(Figure collection entries)
************

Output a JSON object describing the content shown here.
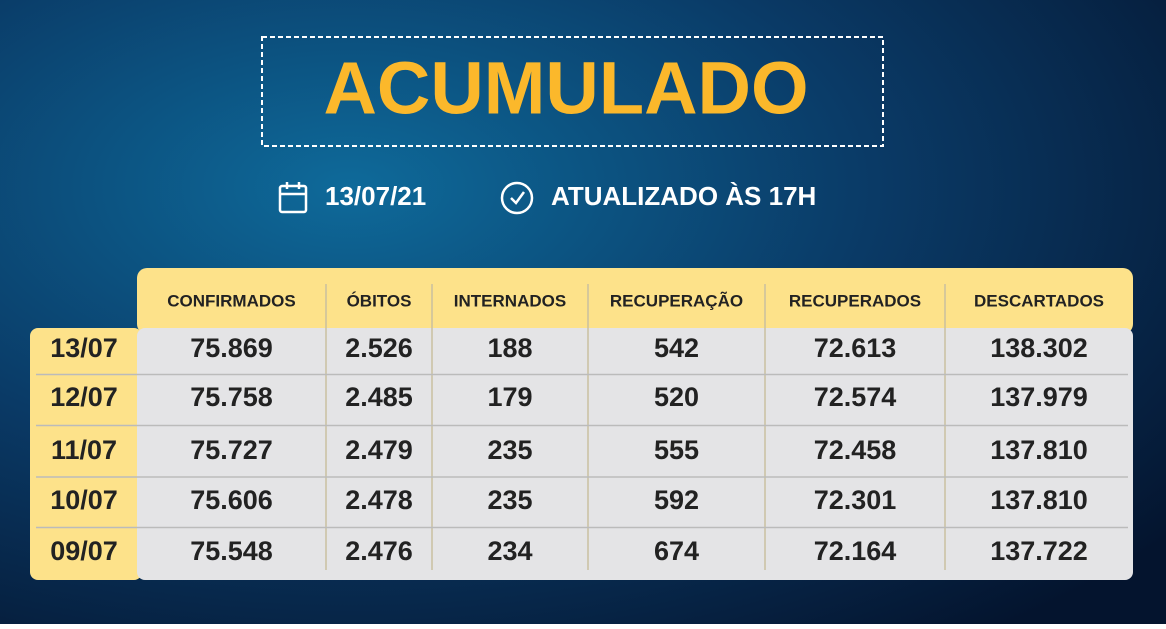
{
  "header": {
    "title": "ACUMULADO",
    "date": "13/07/21",
    "updated": "ATUALIZADO ÀS 17H"
  },
  "table": {
    "columns": [
      "CONFIRMADOS",
      "ÓBITOS",
      "INTERNADOS",
      "RECUPERAÇÃO",
      "RECUPERADOS",
      "DESCARTADOS"
    ],
    "rows": [
      {
        "date": "13/07",
        "cells": [
          "75.869",
          "2.526",
          "188",
          "542",
          "72.613",
          "138.302"
        ]
      },
      {
        "date": "12/07",
        "cells": [
          "75.758",
          "2.485",
          "179",
          "520",
          "72.574",
          "137.979"
        ]
      },
      {
        "date": "11/07",
        "cells": [
          "75.727",
          "2.479",
          "235",
          "555",
          "72.458",
          "137.810"
        ]
      },
      {
        "date": "10/07",
        "cells": [
          "75.606",
          "2.478",
          "235",
          "592",
          "72.301",
          "137.810"
        ]
      },
      {
        "date": "09/07",
        "cells": [
          "75.548",
          "2.476",
          "234",
          "674",
          "72.164",
          "137.722"
        ]
      }
    ]
  }
}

************

Work to complete
Pictures are not part of the copy; output everything else in the records exactly.

Worked solution
Output a JSON object describing the content shown here.
{
  "header": {
    "title": "ACUMULADO",
    "date": "13/07/21",
    "updated": "ATUALIZADO ÀS 17H"
  },
  "table": {
    "columns": [
      "CONFIRMADOS",
      "ÓBITOS",
      "INTERNADOS",
      "RECUPERAÇÃO",
      "RECUPERADOS",
      "DESCARTADOS"
    ],
    "rows": [
      {
        "date": "13/07",
        "cells": [
          "75.869",
          "2.526",
          "188",
          "542",
          "72.613",
          "138.302"
        ]
      },
      {
        "date": "12/07",
        "cells": [
          "75.758",
          "2.485",
          "179",
          "520",
          "72.574",
          "137.979"
        ]
      },
      {
        "date": "11/07",
        "cells": [
          "75.727",
          "2.479",
          "235",
          "555",
          "72.458",
          "137.810"
        ]
      },
      {
        "date": "10/07",
        "cells": [
          "75.606",
          "2.478",
          "235",
          "592",
          "72.301",
          "137.810"
        ]
      },
      {
        "date": "09/07",
        "cells": [
          "75.548",
          "2.476",
          "234",
          "674",
          "72.164",
          "137.722"
        ]
      }
    ]
  }
}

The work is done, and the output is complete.